━━━━━ DATASET ENTRIES

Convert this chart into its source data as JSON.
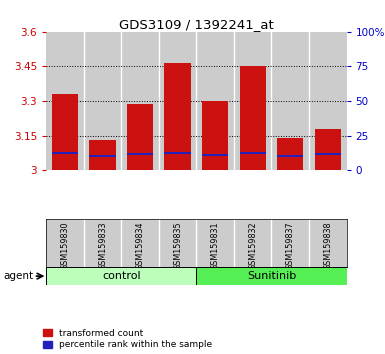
{
  "title": "GDS3109 / 1392241_at",
  "samples": [
    "GSM159830",
    "GSM159833",
    "GSM159834",
    "GSM159835",
    "GSM159831",
    "GSM159832",
    "GSM159837",
    "GSM159838"
  ],
  "groups": [
    "control",
    "control",
    "control",
    "control",
    "Sunitinib",
    "Sunitinib",
    "Sunitinib",
    "Sunitinib"
  ],
  "group_labels": [
    "control",
    "Sunitinib"
  ],
  "group_colors_light": "#bbffbb",
  "group_colors_dark": "#55ee55",
  "red_values": [
    3.33,
    3.13,
    3.285,
    3.465,
    3.3,
    3.45,
    3.14,
    3.18
  ],
  "blue_values": [
    3.075,
    3.06,
    3.07,
    3.075,
    3.065,
    3.075,
    3.06,
    3.07
  ],
  "bar_base": 3.0,
  "ylim_left": [
    3.0,
    3.6
  ],
  "ylim_right": [
    0,
    100
  ],
  "yticks_left": [
    3.0,
    3.15,
    3.3,
    3.45,
    3.6
  ],
  "ytick_labels_left": [
    "3",
    "3.15",
    "3.3",
    "3.45",
    "3.6"
  ],
  "yticks_right": [
    0,
    25,
    50,
    75,
    100
  ],
  "ytick_labels_right": [
    "0",
    "25",
    "50",
    "75",
    "100%"
  ],
  "left_tick_color": "#cc0000",
  "right_tick_color": "#0000cc",
  "bar_color_red": "#cc1111",
  "bar_color_blue": "#2222bb",
  "bar_width": 0.7,
  "plot_bg": "white",
  "bar_bg": "#cccccc",
  "agent_label": "agent",
  "legend_entries": [
    "transformed count",
    "percentile rank within the sample"
  ],
  "grid_yticks": [
    3.15,
    3.3,
    3.45
  ]
}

━━━━━━━━━━

- _GIVEN PROBLEM_
Return the entries unchanged, save for the pictures, which do not belong in the copy.

- _RESULT_
Convert this chart into its source data as JSON.
{
  "title": "GDS3109 / 1392241_at",
  "samples": [
    "GSM159830",
    "GSM159833",
    "GSM159834",
    "GSM159835",
    "GSM159831",
    "GSM159832",
    "GSM159837",
    "GSM159838"
  ],
  "groups": [
    "control",
    "control",
    "control",
    "control",
    "Sunitinib",
    "Sunitinib",
    "Sunitinib",
    "Sunitinib"
  ],
  "group_labels": [
    "control",
    "Sunitinib"
  ],
  "group_colors_light": "#bbffbb",
  "group_colors_dark": "#55ee55",
  "red_values": [
    3.33,
    3.13,
    3.285,
    3.465,
    3.3,
    3.45,
    3.14,
    3.18
  ],
  "blue_values": [
    3.075,
    3.06,
    3.07,
    3.075,
    3.065,
    3.075,
    3.06,
    3.07
  ],
  "bar_base": 3.0,
  "ylim_left": [
    3.0,
    3.6
  ],
  "ylim_right": [
    0,
    100
  ],
  "yticks_left": [
    3.0,
    3.15,
    3.3,
    3.45,
    3.6
  ],
  "ytick_labels_left": [
    "3",
    "3.15",
    "3.3",
    "3.45",
    "3.6"
  ],
  "yticks_right": [
    0,
    25,
    50,
    75,
    100
  ],
  "ytick_labels_right": [
    "0",
    "25",
    "50",
    "75",
    "100%"
  ],
  "left_tick_color": "#cc0000",
  "right_tick_color": "#0000cc",
  "bar_color_red": "#cc1111",
  "bar_color_blue": "#2222bb",
  "bar_width": 0.7,
  "plot_bg": "white",
  "bar_bg": "#cccccc",
  "agent_label": "agent",
  "legend_entries": [
    "transformed count",
    "percentile rank within the sample"
  ],
  "grid_yticks": [
    3.15,
    3.3,
    3.45
  ]
}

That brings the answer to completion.